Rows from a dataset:
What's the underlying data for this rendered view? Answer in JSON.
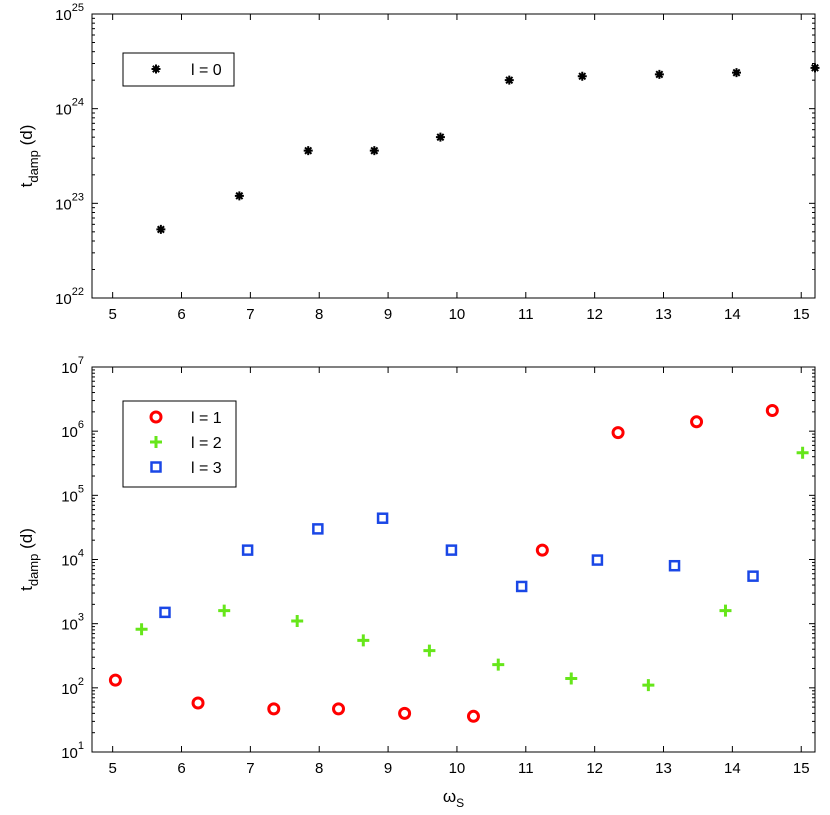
{
  "chart_data": [
    {
      "type": "scatter",
      "xlabel": "",
      "ylabel": "t",
      "ylabel_sub": "damp",
      "ylabel_unit": "(d)",
      "xlim": [
        4.7,
        15.2
      ],
      "ylim": [
        1e+22,
        1e+25
      ],
      "yscale": "log",
      "xticks": [
        "5",
        "6",
        "7",
        "8",
        "9",
        "10",
        "11",
        "12",
        "13",
        "14",
        "15"
      ],
      "yticks": [
        {
          "base": "10",
          "exp": "22"
        },
        {
          "base": "10",
          "exp": "23"
        },
        {
          "base": "10",
          "exp": "24"
        },
        {
          "base": "10",
          "exp": "25"
        }
      ],
      "legend_position": "top-left",
      "series": [
        {
          "name": "l = 0",
          "marker": "asterisk",
          "color": "#000000",
          "points": [
            [
              5.7,
              5.3e+22
            ],
            [
              6.84,
              1.2e+23
            ],
            [
              7.84,
              3.6e+23
            ],
            [
              8.8,
              3.6e+23
            ],
            [
              9.76,
              5e+23
            ],
            [
              10.76,
              2e+24
            ],
            [
              11.82,
              2.2e+24
            ],
            [
              12.94,
              2.3e+24
            ],
            [
              14.06,
              2.4e+24
            ],
            [
              15.2,
              2.7e+24
            ]
          ]
        }
      ]
    },
    {
      "type": "scatter",
      "xlabel": "ω",
      "xlabel_sub": "S",
      "ylabel": "t",
      "ylabel_sub": "damp",
      "ylabel_unit": "(d)",
      "xlim": [
        4.7,
        15.2
      ],
      "ylim": [
        10,
        10000000.0
      ],
      "yscale": "log",
      "xticks": [
        "5",
        "6",
        "7",
        "8",
        "9",
        "10",
        "11",
        "12",
        "13",
        "14",
        "15"
      ],
      "yticks": [
        {
          "base": "10",
          "exp": "1"
        },
        {
          "base": "10",
          "exp": "2"
        },
        {
          "base": "10",
          "exp": "3"
        },
        {
          "base": "10",
          "exp": "4"
        },
        {
          "base": "10",
          "exp": "5"
        },
        {
          "base": "10",
          "exp": "6"
        },
        {
          "base": "10",
          "exp": "7"
        }
      ],
      "legend_position": "top-left",
      "series": [
        {
          "name": "l = 1",
          "marker": "circle",
          "color": "#ff0000",
          "points": [
            [
              5.04,
              132
            ],
            [
              6.24,
              58
            ],
            [
              7.34,
              47
            ],
            [
              8.28,
              47
            ],
            [
              9.24,
              40
            ],
            [
              10.24,
              36
            ],
            [
              11.24,
              14000
            ],
            [
              12.34,
              950000
            ],
            [
              13.48,
              1400000
            ],
            [
              14.58,
              2100000
            ]
          ]
        },
        {
          "name": "l = 2",
          "marker": "plus",
          "color": "#66e61a",
          "points": [
            [
              5.42,
              820
            ],
            [
              6.62,
              1600
            ],
            [
              7.68,
              1100
            ],
            [
              8.64,
              550
            ],
            [
              9.6,
              380
            ],
            [
              10.6,
              230
            ],
            [
              11.66,
              140
            ],
            [
              12.78,
              110
            ],
            [
              13.9,
              1600
            ],
            [
              15.02,
              460000
            ]
          ]
        },
        {
          "name": "l = 3",
          "marker": "square",
          "color": "#1a47e6",
          "points": [
            [
              5.76,
              1500
            ],
            [
              6.96,
              14000
            ],
            [
              7.98,
              30000
            ],
            [
              8.92,
              44000
            ],
            [
              9.92,
              14000
            ],
            [
              10.94,
              3800
            ],
            [
              12.04,
              9800
            ],
            [
              13.16,
              8000
            ],
            [
              14.3,
              5500
            ]
          ]
        }
      ]
    }
  ]
}
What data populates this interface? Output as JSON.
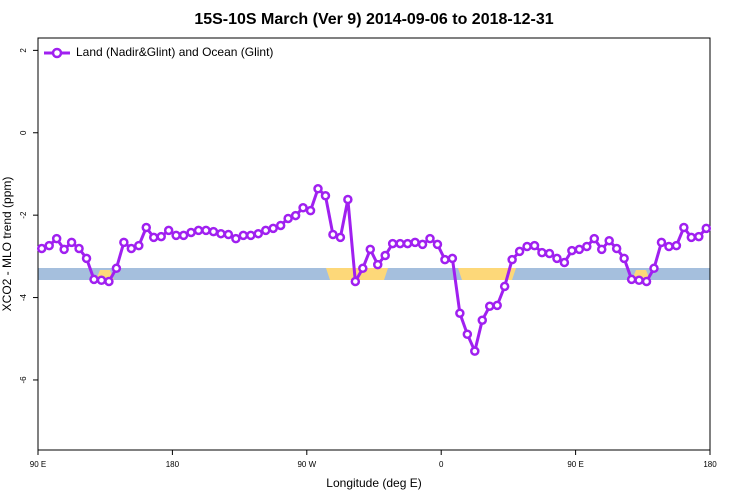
{
  "chart_data": {
    "type": "line",
    "title": "15S-10S March (Ver 9)   2014-09-06 to 2018-12-31",
    "x_label": "Longitude (deg E)",
    "y_label": "XCO2 - MLO trend (ppm)",
    "x": [
      92.5,
      97.5,
      102.5,
      107.5,
      112.5,
      117.5,
      122.5,
      127.5,
      132.5,
      137.5,
      142.5,
      147.5,
      152.5,
      157.5,
      162.5,
      167.5,
      172.5,
      177.5,
      182.5,
      187.5,
      192.5,
      197.5,
      202.5,
      207.5,
      212.5,
      217.5,
      222.5,
      227.5,
      232.5,
      237.5,
      242.5,
      247.5,
      252.5,
      257.5,
      262.5,
      267.5,
      272.5,
      277.5,
      282.5,
      287.5,
      292.5,
      297.5,
      302.5,
      307.5,
      312.5,
      317.5,
      322.5,
      327.5,
      332.5,
      337.5,
      342.5,
      347.5,
      352.5,
      357.5,
      362.5,
      367.5,
      372.5,
      377.5,
      382.5,
      387.5,
      392.5,
      397.5,
      402.5,
      407.5,
      412.5,
      417.5,
      422.5,
      427.5,
      432.5,
      437.5,
      442.5,
      447.5,
      452.5,
      457.5,
      462.5,
      467.5,
      472.5,
      477.5,
      482.5,
      487.5,
      492.5,
      497.5,
      502.5,
      507.5,
      512.5,
      517.5,
      522.5,
      527.5,
      532.5,
      537.5
    ],
    "series": [
      {
        "name": "Land (Nadir&Glint) and Ocean (Glint)",
        "color": "#a020f0",
        "values": [
          -2.81,
          -2.74,
          -2.57,
          -2.83,
          -2.66,
          -2.81,
          -3.05,
          -3.56,
          -3.58,
          -3.61,
          -3.29,
          -2.66,
          -2.81,
          -2.74,
          -2.3,
          -2.54,
          -2.52,
          -2.37,
          -2.49,
          -2.49,
          -2.42,
          -2.37,
          -2.37,
          -2.4,
          -2.45,
          -2.47,
          -2.57,
          -2.49,
          -2.49,
          -2.45,
          -2.37,
          -2.32,
          -2.25,
          -2.08,
          -2.01,
          -1.82,
          -1.89,
          -1.36,
          -1.53,
          -2.47,
          -2.54,
          -1.62,
          -3.61,
          -3.29,
          -2.83,
          -3.2,
          -2.98,
          -2.69,
          -2.69,
          -2.69,
          -2.66,
          -2.71,
          -2.57,
          -2.71,
          -3.08,
          -3.05,
          -4.38,
          -4.89,
          -5.3,
          -4.55,
          -4.21,
          -4.19,
          -3.73,
          -3.08,
          -2.88,
          -2.76,
          -2.74,
          -2.91,
          -2.93,
          -3.05,
          -3.15,
          -2.86,
          -2.83,
          -2.76,
          -2.57,
          -2.83,
          -2.62,
          -2.81,
          -3.05,
          -3.56,
          -3.58,
          -3.61,
          -3.29,
          -2.66,
          -2.76,
          -2.74,
          -2.3,
          -2.54,
          -2.52,
          -2.32
        ]
      }
    ],
    "xlim": [
      90,
      540
    ],
    "xticks": [
      {
        "value": 90,
        "label": "90 E"
      },
      180,
      {
        "value": 270,
        "label": "90 W"
      },
      {
        "value": 360,
        "label": "0"
      },
      {
        "value": 450,
        "label": "90 E"
      },
      {
        "value": 540,
        "label": "180"
      }
    ],
    "ylim": [
      -7.7,
      2.3
    ],
    "yticks": [
      -6,
      -4,
      -2,
      0,
      2
    ],
    "legend": "top-left"
  }
}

Task brief
Write out the material above once more, exactly as it reads, with no pictures.

Written answer
What's the underlying data for this rendered view? Answer in JSON.
{
  "chart_data": [
    {
      "type": "scatter",
      "xlabel": "",
      "ylabel": "t",
      "ylabel_sub": "damp",
      "ylabel_unit": "(d)",
      "xlim": [
        4.7,
        15.2
      ],
      "ylim": [
        1e+22,
        1e+25
      ],
      "yscale": "log",
      "xticks": [
        "5",
        "6",
        "7",
        "8",
        "9",
        "10",
        "11",
        "12",
        "13",
        "14",
        "15"
      ],
      "yticks": [
        {
          "base": "10",
          "exp": "22"
        },
        {
          "base": "10",
          "exp": "23"
        },
        {
          "base": "10",
          "exp": "24"
        },
        {
          "base": "10",
          "exp": "25"
        }
      ],
      "legend_position": "top-left",
      "series": [
        {
          "name": "l = 0",
          "marker": "asterisk",
          "color": "#000000",
          "points": [
            [
              5.7,
              5.3e+22
            ],
            [
              6.84,
              1.2e+23
            ],
            [
              7.84,
              3.6e+23
            ],
            [
              8.8,
              3.6e+23
            ],
            [
              9.76,
              5e+23
            ],
            [
              10.76,
              2e+24
            ],
            [
              11.82,
              2.2e+24
            ],
            [
              12.94,
              2.3e+24
            ],
            [
              14.06,
              2.4e+24
            ],
            [
              15.2,
              2.7e+24
            ]
          ]
        }
      ]
    },
    {
      "type": "scatter",
      "xlabel": "ω",
      "xlabel_sub": "S",
      "ylabel": "t",
      "ylabel_sub": "damp",
      "ylabel_unit": "(d)",
      "xlim": [
        4.7,
        15.2
      ],
      "ylim": [
        10,
        10000000.0
      ],
      "yscale": "log",
      "xticks": [
        "5",
        "6",
        "7",
        "8",
        "9",
        "10",
        "11",
        "12",
        "13",
        "14",
        "15"
      ],
      "yticks": [
        {
          "base": "10",
          "exp": "1"
        },
        {
          "base": "10",
          "exp": "2"
        },
        {
          "base": "10",
          "exp": "3"
        },
        {
          "base": "10",
          "exp": "4"
        },
        {
          "base": "10",
          "exp": "5"
        },
        {
          "base": "10",
          "exp": "6"
        },
        {
          "base": "10",
          "exp": "7"
        }
      ],
      "legend_position": "top-left",
      "series": [
        {
          "name": "l = 1",
          "marker": "circle",
          "color": "#ff0000",
          "points": [
            [
              5.04,
              132
            ],
            [
              6.24,
              58
            ],
            [
              7.34,
              47
            ],
            [
              8.28,
              47
            ],
            [
              9.24,
              40
            ],
            [
              10.24,
              36
            ],
            [
              11.24,
              14000
            ],
            [
              12.34,
              950000
            ],
            [
              13.48,
              1400000
            ],
            [
              14.58,
              2100000
            ]
          ]
        },
        {
          "name": "l = 2",
          "marker": "plus",
          "color": "#66e61a",
          "points": [
            [
              5.42,
              820
            ],
            [
              6.62,
              1600
            ],
            [
              7.68,
              1100
            ],
            [
              8.64,
              550
            ],
            [
              9.6,
              380
            ],
            [
              10.6,
              230
            ],
            [
              11.66,
              140
            ],
            [
              12.78,
              110
            ],
            [
              13.9,
              1600
            ],
            [
              15.02,
              460000
            ]
          ]
        },
        {
          "name": "l = 3",
          "marker": "square",
          "color": "#1a47e6",
          "points": [
            [
              5.76,
              1500
            ],
            [
              6.96,
              14000
            ],
            [
              7.98,
              30000
            ],
            [
              8.92,
              44000
            ],
            [
              9.92,
              14000
            ],
            [
              10.94,
              3800
            ],
            [
              12.04,
              9800
            ],
            [
              13.16,
              8000
            ],
            [
              14.3,
              5500
            ]
          ]
        }
      ]
    }
  ]
}
What data populates this interface? Output as JSON.
{
  "chart_data": {
    "type": "line",
    "title": "15S-10S March (Ver 9)   2014-09-06 to 2018-12-31",
    "x_label": "Longitude (deg E)",
    "y_label": "XCO2 - MLO trend (ppm)",
    "x": [
      92.5,
      97.5,
      102.5,
      107.5,
      112.5,
      117.5,
      122.5,
      127.5,
      132.5,
      137.5,
      142.5,
      147.5,
      152.5,
      157.5,
      162.5,
      167.5,
      172.5,
      177.5,
      182.5,
      187.5,
      192.5,
      197.5,
      202.5,
      207.5,
      212.5,
      217.5,
      222.5,
      227.5,
      232.5,
      237.5,
      242.5,
      247.5,
      252.5,
      257.5,
      262.5,
      267.5,
      272.5,
      277.5,
      282.5,
      287.5,
      292.5,
      297.5,
      302.5,
      307.5,
      312.5,
      317.5,
      322.5,
      327.5,
      332.5,
      337.5,
      342.5,
      347.5,
      352.5,
      357.5,
      362.5,
      367.5,
      372.5,
      377.5,
      382.5,
      387.5,
      392.5,
      397.5,
      402.5,
      407.5,
      412.5,
      417.5,
      422.5,
      427.5,
      432.5,
      437.5,
      442.5,
      447.5,
      452.5,
      457.5,
      462.5,
      467.5,
      472.5,
      477.5,
      482.5,
      487.5,
      492.5,
      497.5,
      502.5,
      507.5,
      512.5,
      517.5,
      522.5,
      527.5,
      532.5,
      537.5
    ],
    "series": [
      {
        "name": "Land (Nadir&Glint) and Ocean (Glint)",
        "color": "#a020f0",
        "values": [
          -2.81,
          -2.74,
          -2.57,
          -2.83,
          -2.66,
          -2.81,
          -3.05,
          -3.56,
          -3.58,
          -3.61,
          -3.29,
          -2.66,
          -2.81,
          -2.74,
          -2.3,
          -2.54,
          -2.52,
          -2.37,
          -2.49,
          -2.49,
          -2.42,
          -2.37,
          -2.37,
          -2.4,
          -2.45,
          -2.47,
          -2.57,
          -2.49,
          -2.49,
          -2.45,
          -2.37,
          -2.32,
          -2.25,
          -2.08,
          -2.01,
          -1.82,
          -1.89,
          -1.36,
          -1.53,
          -2.47,
          -2.54,
          -1.62,
          -3.61,
          -3.29,
          -2.83,
          -3.2,
          -2.98,
          -2.69,
          -2.69,
          -2.69,
          -2.66,
          -2.71,
          -2.57,
          -2.71,
          -3.08,
          -3.05,
          -4.38,
          -4.89,
          -5.3,
          -4.55,
          -4.21,
          -4.19,
          -3.73,
          -3.08,
          -2.88,
          -2.76,
          -2.74,
          -2.91,
          -2.93,
          -3.05,
          -3.15,
          -2.86,
          -2.83,
          -2.76,
          -2.57,
          -2.83,
          -2.62,
          -2.81,
          -3.05,
          -3.56,
          -3.58,
          -3.61,
          -3.29,
          -2.66,
          -2.76,
          -2.74,
          -2.3,
          -2.54,
          -2.52,
          -2.32
        ]
      }
    ],
    "xlim": [
      90,
      540
    ],
    "xticks": [
      {
        "value": 90,
        "label": "90 E"
      },
      180,
      {
        "value": 270,
        "label": "90 W"
      },
      {
        "value": 360,
        "label": "0"
      },
      {
        "value": 450,
        "label": "90 E"
      },
      {
        "value": 540,
        "label": "180"
      }
    ],
    "ylim": [
      -7.7,
      2.3
    ],
    "yticks": [
      -6,
      -4,
      -2,
      0,
      2
    ],
    "legend": "top-left"
  }
}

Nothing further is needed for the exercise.